### What you are asked to do
Gather every line of the items below that contains the word "with", and copy each one in full.

### Input for this task
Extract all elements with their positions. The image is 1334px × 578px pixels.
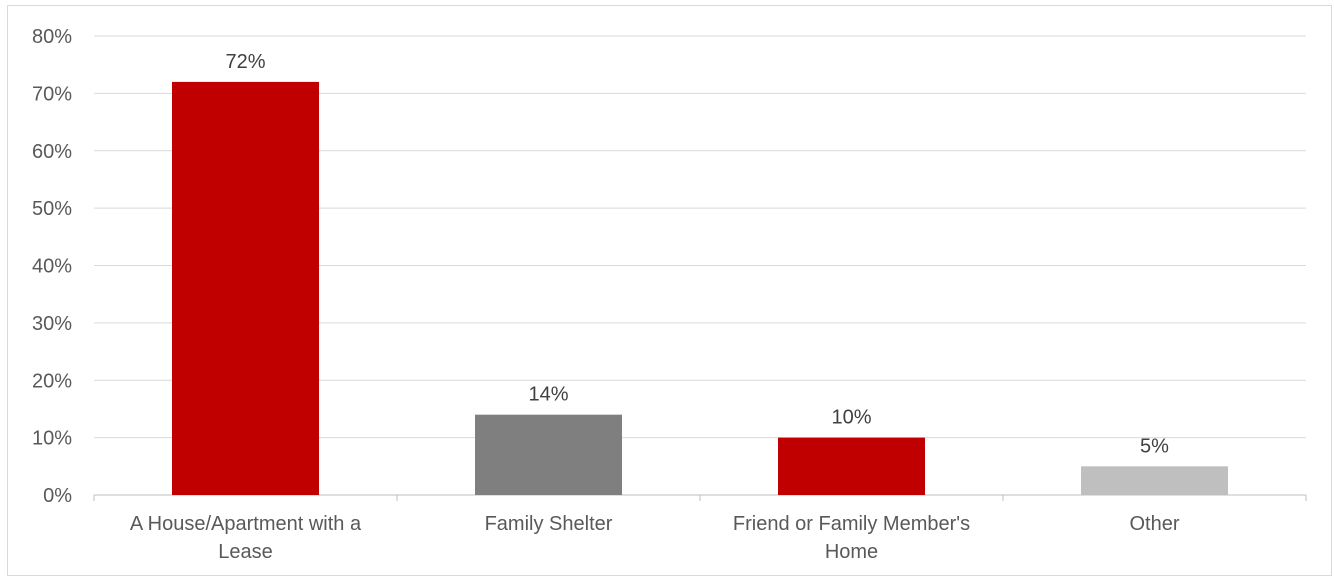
x-category-label: Home xyxy=(825,541,878,563)
y-tick-label: 30% xyxy=(32,313,72,335)
data-label: 5% xyxy=(1140,435,1169,457)
bar xyxy=(475,414,622,495)
x-category-label: Family Shelter xyxy=(485,513,613,535)
data-label: 10% xyxy=(831,407,871,429)
y-tick-label: 20% xyxy=(32,370,72,392)
x-category-label: Lease xyxy=(218,541,273,563)
bar xyxy=(778,437,925,495)
y-tick-label: 70% xyxy=(32,83,72,105)
y-tick-label: 40% xyxy=(32,256,72,278)
data-label: 72% xyxy=(225,51,265,73)
y-tick-label: 10% xyxy=(32,428,72,450)
y-tick-label: 60% xyxy=(32,141,72,163)
data-label: 14% xyxy=(528,384,568,406)
x-category-label: Other xyxy=(1129,513,1179,535)
y-tick-label: 80% xyxy=(32,26,72,48)
bar xyxy=(172,81,319,496)
bar xyxy=(1081,466,1228,495)
y-tick-label: 50% xyxy=(32,198,72,220)
y-tick-label: 0% xyxy=(43,485,72,507)
x-category-label: A House/Apartment with a xyxy=(130,513,362,535)
x-category-label: Friend or Family Member's xyxy=(733,513,970,535)
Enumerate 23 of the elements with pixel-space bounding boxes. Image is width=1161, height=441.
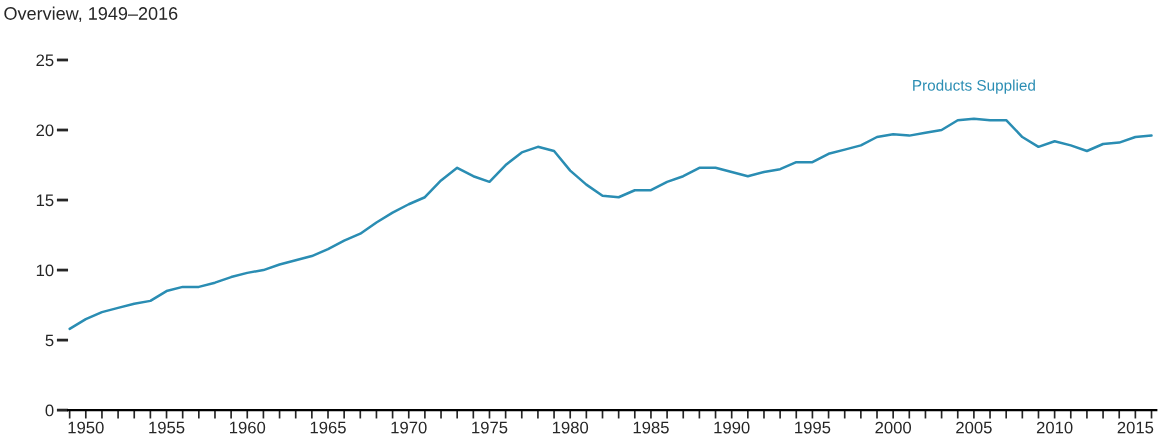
x-tick-label: 1985 (633, 421, 669, 434)
x-tick-label: 1975 (472, 421, 508, 434)
x-tick-label: 1970 (391, 421, 427, 434)
x-tick-label: 1960 (230, 421, 266, 434)
x-tick-label: 1950 (68, 421, 104, 434)
y-tick-label: 25 (36, 54, 54, 67)
text: Products Supplied (913, 79, 1035, 94)
x-tick-label: 1955 (149, 421, 185, 434)
y-tick-label: 10 (36, 264, 54, 277)
x-tick-label: 1980 (552, 421, 589, 434)
y-tick-label: 0 (45, 404, 54, 417)
x-tick-label: 2000 (875, 421, 912, 434)
y-tick-label: 5 (45, 334, 54, 347)
x-tick-label: 1995 (795, 421, 831, 434)
x-tick-label: 2005 (956, 421, 992, 434)
x-tick-label: 1990 (714, 421, 750, 434)
x-tick-label: 2010 (1036, 421, 1073, 434)
y-tick-label: 20 (36, 124, 54, 137)
chart-title: Overview, 1949–2016 (4, 6, 178, 23)
y-tick-label: 15 (36, 194, 54, 207)
line-series (68, 117, 1153, 331)
x-tick-label: 2015 (1117, 421, 1154, 434)
x-tick-label: 1965 (310, 421, 346, 434)
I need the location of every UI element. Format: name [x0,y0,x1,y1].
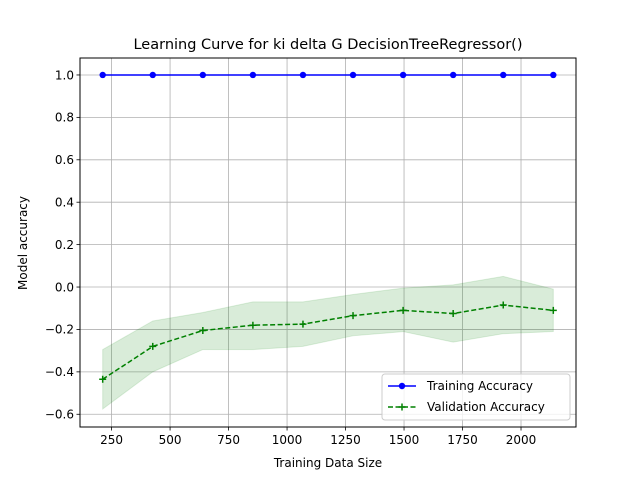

### Task output
Extract all elements with their positions. The image is 1334px × 578px pixels.
x-category-label: A House/Apartment with a xyxy=(130,513,362,535)
Enumerate 23 of the elements with pixel-space bounding boxes. Image is width=1161, height=441.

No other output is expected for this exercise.